Using the data below, copy each line that includes the word "name".

▶ Records for the task
______

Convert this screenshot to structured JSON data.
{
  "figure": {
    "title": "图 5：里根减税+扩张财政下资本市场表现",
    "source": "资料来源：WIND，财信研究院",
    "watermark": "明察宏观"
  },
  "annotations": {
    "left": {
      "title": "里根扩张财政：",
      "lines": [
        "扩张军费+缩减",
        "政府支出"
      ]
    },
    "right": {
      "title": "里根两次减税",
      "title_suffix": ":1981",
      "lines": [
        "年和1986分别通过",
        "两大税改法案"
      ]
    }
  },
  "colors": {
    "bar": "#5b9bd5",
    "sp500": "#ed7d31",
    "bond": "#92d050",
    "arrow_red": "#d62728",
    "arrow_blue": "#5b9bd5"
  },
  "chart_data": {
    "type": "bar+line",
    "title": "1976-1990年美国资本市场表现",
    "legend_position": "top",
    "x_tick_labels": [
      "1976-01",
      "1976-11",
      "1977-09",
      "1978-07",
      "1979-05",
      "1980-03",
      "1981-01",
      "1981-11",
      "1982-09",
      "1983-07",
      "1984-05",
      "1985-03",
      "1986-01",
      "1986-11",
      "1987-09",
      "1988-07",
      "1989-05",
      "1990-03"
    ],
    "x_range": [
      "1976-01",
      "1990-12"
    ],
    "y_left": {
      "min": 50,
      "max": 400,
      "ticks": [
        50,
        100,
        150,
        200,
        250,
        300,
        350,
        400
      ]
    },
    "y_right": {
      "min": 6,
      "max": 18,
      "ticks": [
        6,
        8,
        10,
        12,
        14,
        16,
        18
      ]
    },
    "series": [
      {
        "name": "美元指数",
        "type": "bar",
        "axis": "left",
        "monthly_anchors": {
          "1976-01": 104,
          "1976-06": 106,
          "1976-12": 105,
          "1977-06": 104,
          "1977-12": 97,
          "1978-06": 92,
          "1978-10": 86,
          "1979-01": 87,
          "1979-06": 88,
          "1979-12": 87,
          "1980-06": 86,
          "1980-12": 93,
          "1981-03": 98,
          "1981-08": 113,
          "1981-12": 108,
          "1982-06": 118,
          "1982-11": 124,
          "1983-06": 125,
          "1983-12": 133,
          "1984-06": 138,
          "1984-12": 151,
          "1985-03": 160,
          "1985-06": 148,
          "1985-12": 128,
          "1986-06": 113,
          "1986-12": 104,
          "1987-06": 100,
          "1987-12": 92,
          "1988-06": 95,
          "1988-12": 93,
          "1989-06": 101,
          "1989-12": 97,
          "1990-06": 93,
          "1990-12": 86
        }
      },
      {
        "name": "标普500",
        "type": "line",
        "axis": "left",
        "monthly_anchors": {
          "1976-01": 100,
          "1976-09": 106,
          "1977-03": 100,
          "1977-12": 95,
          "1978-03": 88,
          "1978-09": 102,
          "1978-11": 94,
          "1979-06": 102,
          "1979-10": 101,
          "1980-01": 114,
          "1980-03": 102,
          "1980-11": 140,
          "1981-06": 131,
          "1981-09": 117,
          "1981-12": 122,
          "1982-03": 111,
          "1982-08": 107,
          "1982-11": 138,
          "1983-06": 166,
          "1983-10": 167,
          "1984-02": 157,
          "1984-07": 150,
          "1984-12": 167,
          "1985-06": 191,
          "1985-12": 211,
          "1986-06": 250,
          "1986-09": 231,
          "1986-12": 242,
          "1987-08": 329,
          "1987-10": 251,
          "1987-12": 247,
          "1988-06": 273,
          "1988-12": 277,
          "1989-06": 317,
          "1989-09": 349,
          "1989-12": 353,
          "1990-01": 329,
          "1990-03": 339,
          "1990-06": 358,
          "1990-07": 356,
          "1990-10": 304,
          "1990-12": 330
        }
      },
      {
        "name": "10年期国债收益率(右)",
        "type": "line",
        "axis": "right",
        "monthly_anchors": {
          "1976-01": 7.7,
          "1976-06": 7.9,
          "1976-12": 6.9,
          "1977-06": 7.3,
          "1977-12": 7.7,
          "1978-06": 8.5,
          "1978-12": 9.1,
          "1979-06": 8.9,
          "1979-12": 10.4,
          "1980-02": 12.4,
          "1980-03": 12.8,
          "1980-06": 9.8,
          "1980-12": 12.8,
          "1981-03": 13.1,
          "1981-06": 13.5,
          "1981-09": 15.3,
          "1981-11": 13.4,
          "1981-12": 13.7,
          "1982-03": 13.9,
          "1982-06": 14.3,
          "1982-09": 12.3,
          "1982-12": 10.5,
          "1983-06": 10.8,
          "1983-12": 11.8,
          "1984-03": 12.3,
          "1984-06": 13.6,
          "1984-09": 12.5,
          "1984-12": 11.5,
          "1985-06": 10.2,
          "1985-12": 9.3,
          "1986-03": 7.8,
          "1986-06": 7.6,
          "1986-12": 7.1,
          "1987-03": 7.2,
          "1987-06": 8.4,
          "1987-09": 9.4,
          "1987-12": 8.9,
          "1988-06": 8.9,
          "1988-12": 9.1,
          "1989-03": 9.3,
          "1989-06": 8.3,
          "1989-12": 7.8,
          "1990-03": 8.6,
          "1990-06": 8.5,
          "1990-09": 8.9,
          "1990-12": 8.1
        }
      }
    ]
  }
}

______

▶ Correct answer
        "name": "美元指数",
        "name": "标普500",
        "name": "10年期国债收益率(右)",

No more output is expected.